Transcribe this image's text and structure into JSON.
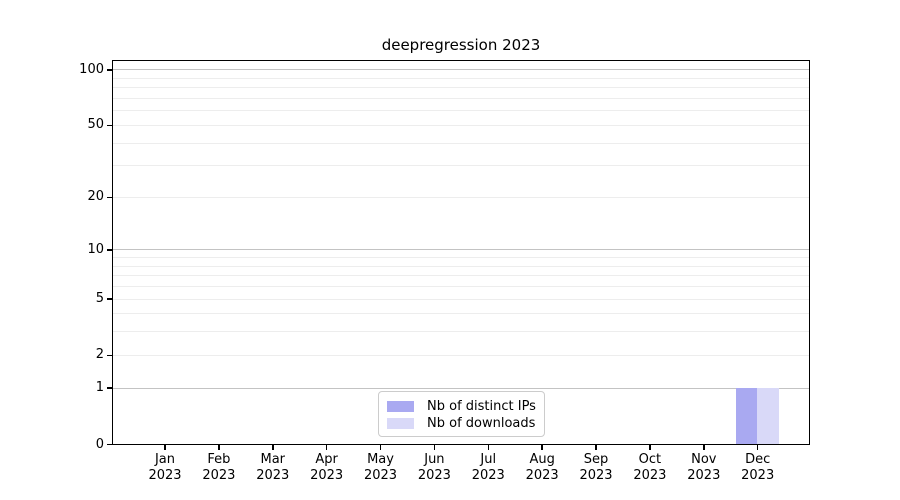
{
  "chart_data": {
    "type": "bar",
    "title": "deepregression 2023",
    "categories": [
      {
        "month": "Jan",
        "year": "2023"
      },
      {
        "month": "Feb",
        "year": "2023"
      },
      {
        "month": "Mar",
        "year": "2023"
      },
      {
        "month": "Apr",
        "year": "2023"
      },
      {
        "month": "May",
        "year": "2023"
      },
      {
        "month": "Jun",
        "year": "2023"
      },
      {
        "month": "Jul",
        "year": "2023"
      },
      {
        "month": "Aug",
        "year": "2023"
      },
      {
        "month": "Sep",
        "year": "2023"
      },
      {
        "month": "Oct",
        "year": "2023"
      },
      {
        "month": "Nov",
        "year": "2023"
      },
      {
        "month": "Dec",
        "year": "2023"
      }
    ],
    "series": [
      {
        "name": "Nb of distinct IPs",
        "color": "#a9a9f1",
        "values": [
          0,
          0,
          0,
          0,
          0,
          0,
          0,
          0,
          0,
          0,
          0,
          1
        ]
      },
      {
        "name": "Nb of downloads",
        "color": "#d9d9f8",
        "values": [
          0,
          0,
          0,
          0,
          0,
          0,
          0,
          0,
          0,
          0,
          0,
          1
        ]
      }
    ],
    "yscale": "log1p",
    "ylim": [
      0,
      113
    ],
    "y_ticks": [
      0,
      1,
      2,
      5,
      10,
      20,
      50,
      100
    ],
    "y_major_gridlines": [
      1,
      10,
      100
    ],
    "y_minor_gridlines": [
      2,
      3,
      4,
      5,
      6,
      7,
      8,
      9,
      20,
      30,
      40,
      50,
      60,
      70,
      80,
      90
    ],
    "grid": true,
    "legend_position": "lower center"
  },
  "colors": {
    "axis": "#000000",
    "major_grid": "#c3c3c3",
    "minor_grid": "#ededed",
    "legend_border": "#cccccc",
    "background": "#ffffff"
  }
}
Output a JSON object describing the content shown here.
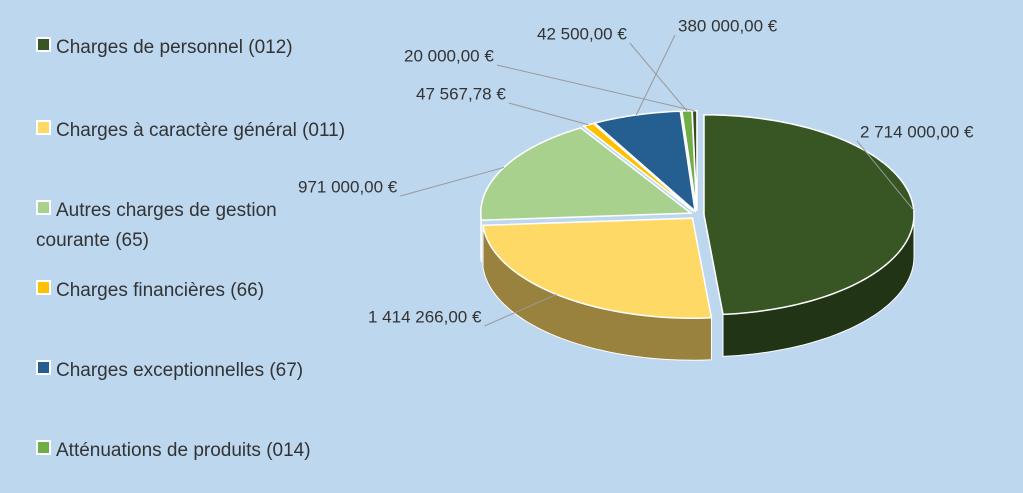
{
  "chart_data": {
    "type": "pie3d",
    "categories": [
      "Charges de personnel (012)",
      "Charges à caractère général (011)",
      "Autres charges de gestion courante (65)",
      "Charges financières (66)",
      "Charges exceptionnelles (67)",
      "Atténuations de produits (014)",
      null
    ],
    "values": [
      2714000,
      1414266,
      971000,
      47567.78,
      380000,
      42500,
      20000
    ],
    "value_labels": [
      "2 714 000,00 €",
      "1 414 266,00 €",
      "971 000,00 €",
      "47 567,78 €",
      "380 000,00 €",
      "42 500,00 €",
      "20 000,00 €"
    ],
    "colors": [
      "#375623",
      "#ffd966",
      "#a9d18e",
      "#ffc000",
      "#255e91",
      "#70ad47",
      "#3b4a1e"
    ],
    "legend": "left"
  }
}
···
Exercise goal »
List all lines where "month" occurs.

Reply »
        "month": "Jan",
        "month": "Feb",
        "month": "Mar",
        "month": "Apr",
        "month": "May",
        "month": "Jun",
        "month": "Jul",
        "month": "Aug",
        "month": "Sep",
        "month": "Oct",
        "month": "Nov",
        "month": "Dec",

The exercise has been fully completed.